## BEGIN GIVEN DATA
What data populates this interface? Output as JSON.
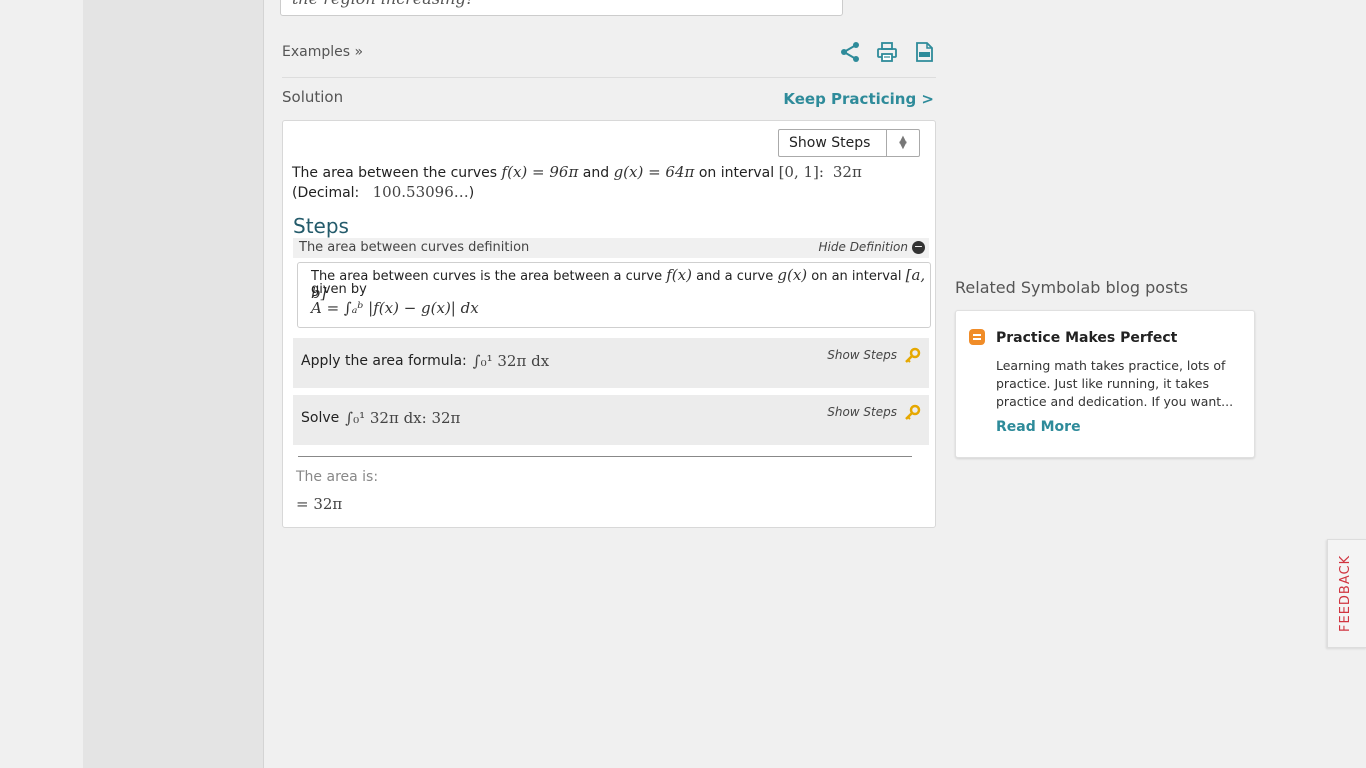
{
  "top_input": {
    "text": "the region increasing?"
  },
  "examples_link": "Examples »",
  "toolbar": {
    "share_icon": "share-icon",
    "print_icon": "print-icon",
    "pdf_icon": "pdf-icon",
    "accent": "#2e8b9a"
  },
  "solution": {
    "label": "Solution",
    "keep_practicing": "Keep Practicing >",
    "steps_select": "Show Steps",
    "answer": {
      "prefix": "The area between the curves",
      "f": "f(x) = 96π",
      "and": "and",
      "g": "g(x) = 64π",
      "on_interval": "on interval",
      "interval": "[0, 1]:",
      "result": "32π",
      "decimal_label": "(Decimal:",
      "decimal_value": "100.53096…",
      "decimal_close": ")"
    },
    "steps_title": "Steps",
    "definition": {
      "header": "The area between curves definition",
      "hide_label": "Hide Definition",
      "line1_a": "The area between curves is the area between a curve",
      "line1_f": "f(x)",
      "line1_b": "and a curve",
      "line1_g": "g(x)",
      "line1_c": "on an interval",
      "line1_i": "[a, b]",
      "line2": "given by",
      "formula": "A = ∫ₐᵇ |f(x) − g(x)| dx"
    },
    "steps": [
      {
        "text": "Apply the area formula:",
        "math": "∫₀¹ 32π dx",
        "show": "Show Steps"
      },
      {
        "text": "Solve",
        "math": "∫₀¹ 32π dx:   32π",
        "show": "Show Steps"
      }
    ],
    "area_label": "The area is:",
    "area_value": "= 32π"
  },
  "related": {
    "title": "Related Symbolab blog posts",
    "post": {
      "title": "Practice Makes Perfect",
      "text": "Learning math takes practice, lots of practice. Just like running, it takes practice and dedication. If you want...",
      "read_more": "Read More"
    }
  },
  "feedback": "FEEDBACK"
}
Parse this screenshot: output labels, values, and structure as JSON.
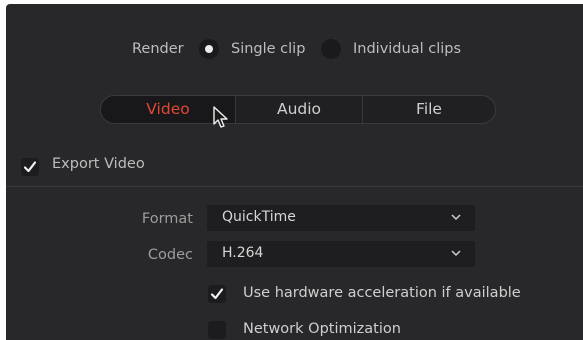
{
  "render": {
    "label": "Render",
    "options": [
      {
        "label": "Single clip",
        "selected": true
      },
      {
        "label": "Individual clips",
        "selected": false
      }
    ]
  },
  "tabs": [
    {
      "label": "Video",
      "active": true
    },
    {
      "label": "Audio",
      "active": false
    },
    {
      "label": "File",
      "active": false
    }
  ],
  "export_video": {
    "label": "Export Video",
    "checked": true
  },
  "format": {
    "label": "Format",
    "value": "QuickTime"
  },
  "codec": {
    "label": "Codec",
    "value": "H.264"
  },
  "options": [
    {
      "label": "Use hardware acceleration if available",
      "checked": true
    },
    {
      "label": "Network Optimization",
      "checked": false
    }
  ],
  "colors": {
    "panel_bg": "#28282b",
    "active_tab": "#e04832"
  }
}
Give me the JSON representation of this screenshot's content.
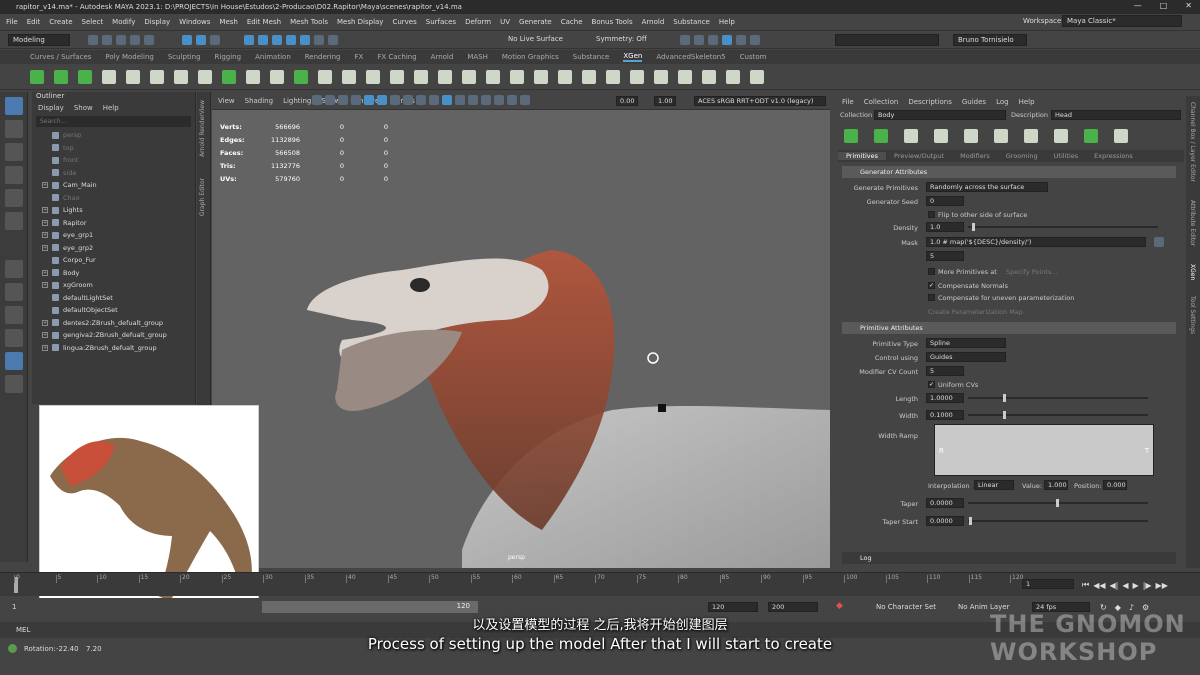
## END GIVEN DATA
▶ **PROBLEM TO WORK ON**:
Copy all lines from the entries that contain the word "true".

▶ **EXERCISE ANSWER**:
        "selected": true
      "active": true
    "checked": true
      "checked": true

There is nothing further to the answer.